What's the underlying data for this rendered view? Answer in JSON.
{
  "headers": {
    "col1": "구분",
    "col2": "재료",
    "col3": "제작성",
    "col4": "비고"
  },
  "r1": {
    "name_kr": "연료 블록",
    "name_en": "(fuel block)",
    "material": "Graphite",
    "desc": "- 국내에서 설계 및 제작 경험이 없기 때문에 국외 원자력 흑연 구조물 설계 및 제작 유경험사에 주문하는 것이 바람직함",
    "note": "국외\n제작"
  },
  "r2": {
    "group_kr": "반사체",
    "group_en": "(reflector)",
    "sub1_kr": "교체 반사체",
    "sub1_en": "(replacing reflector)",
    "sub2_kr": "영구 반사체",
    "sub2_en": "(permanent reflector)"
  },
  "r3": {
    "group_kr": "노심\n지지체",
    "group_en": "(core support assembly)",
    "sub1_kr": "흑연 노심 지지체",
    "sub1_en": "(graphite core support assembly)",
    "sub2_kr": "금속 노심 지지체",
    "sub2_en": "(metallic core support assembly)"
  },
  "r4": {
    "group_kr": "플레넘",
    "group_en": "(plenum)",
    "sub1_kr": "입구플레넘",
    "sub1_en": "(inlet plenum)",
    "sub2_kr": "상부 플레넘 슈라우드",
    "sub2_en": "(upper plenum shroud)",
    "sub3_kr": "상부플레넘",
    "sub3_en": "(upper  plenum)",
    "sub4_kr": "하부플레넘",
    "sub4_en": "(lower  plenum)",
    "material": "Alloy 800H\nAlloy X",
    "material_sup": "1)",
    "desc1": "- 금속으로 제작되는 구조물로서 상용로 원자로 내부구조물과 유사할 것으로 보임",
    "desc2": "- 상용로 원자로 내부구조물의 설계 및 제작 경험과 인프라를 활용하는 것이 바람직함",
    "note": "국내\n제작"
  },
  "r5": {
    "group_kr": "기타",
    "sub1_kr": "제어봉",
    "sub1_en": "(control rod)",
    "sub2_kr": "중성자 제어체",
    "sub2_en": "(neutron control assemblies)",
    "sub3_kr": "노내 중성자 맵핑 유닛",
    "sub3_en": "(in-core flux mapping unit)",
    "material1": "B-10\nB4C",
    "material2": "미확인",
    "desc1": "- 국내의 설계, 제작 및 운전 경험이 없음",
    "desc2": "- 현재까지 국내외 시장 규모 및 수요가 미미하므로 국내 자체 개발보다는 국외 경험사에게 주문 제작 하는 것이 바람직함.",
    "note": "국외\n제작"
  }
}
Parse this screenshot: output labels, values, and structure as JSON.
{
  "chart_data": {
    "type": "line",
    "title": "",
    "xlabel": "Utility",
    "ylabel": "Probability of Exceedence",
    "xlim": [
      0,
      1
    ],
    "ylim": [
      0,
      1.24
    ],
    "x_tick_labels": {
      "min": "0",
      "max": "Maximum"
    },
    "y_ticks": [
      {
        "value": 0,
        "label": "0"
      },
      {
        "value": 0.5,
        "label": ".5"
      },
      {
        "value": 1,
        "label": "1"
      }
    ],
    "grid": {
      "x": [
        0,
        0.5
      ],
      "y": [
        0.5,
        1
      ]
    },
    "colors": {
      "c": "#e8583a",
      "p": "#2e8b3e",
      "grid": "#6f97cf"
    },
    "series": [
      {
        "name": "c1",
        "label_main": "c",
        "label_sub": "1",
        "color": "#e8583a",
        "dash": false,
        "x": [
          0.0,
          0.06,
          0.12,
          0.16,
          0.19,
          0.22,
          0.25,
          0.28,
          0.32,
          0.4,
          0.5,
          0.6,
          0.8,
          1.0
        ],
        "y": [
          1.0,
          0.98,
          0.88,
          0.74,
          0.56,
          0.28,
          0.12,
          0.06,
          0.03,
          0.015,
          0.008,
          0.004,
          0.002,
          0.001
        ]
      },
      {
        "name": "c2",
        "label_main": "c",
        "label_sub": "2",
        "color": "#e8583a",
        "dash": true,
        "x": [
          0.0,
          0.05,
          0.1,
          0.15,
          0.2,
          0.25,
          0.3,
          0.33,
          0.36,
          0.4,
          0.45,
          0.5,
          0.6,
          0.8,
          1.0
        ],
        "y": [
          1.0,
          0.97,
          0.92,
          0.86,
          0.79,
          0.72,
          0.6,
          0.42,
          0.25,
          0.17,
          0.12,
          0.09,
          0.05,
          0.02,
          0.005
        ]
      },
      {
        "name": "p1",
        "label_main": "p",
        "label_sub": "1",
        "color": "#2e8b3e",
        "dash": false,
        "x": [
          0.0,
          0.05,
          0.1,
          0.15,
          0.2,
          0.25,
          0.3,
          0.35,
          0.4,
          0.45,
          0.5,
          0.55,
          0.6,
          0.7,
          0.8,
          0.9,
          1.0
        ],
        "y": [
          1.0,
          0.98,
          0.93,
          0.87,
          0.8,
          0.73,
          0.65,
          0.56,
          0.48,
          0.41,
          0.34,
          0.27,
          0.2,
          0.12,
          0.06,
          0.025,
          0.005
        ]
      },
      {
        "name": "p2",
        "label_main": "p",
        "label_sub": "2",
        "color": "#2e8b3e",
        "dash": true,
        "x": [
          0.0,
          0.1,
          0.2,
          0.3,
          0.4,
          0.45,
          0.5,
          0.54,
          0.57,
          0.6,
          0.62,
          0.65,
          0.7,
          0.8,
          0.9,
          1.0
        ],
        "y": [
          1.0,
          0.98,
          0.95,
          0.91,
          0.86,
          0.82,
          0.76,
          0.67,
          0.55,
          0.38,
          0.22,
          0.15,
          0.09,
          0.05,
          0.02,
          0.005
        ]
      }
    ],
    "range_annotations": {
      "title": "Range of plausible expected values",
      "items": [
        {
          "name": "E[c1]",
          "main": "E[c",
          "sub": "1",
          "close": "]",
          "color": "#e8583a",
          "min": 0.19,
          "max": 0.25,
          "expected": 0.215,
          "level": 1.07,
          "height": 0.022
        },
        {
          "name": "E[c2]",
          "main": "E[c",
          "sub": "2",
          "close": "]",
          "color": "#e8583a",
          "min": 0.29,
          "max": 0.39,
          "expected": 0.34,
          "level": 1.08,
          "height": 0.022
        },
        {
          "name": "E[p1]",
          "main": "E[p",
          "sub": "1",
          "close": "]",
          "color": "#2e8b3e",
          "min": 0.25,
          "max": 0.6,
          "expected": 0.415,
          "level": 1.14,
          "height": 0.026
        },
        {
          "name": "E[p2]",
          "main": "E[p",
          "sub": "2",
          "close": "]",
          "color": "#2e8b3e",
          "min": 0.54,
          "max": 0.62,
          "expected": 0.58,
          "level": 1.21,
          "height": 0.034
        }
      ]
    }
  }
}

### Request:
Go through the material above and count the lines that include "level". Give the number alone.

### Reply to the task:
4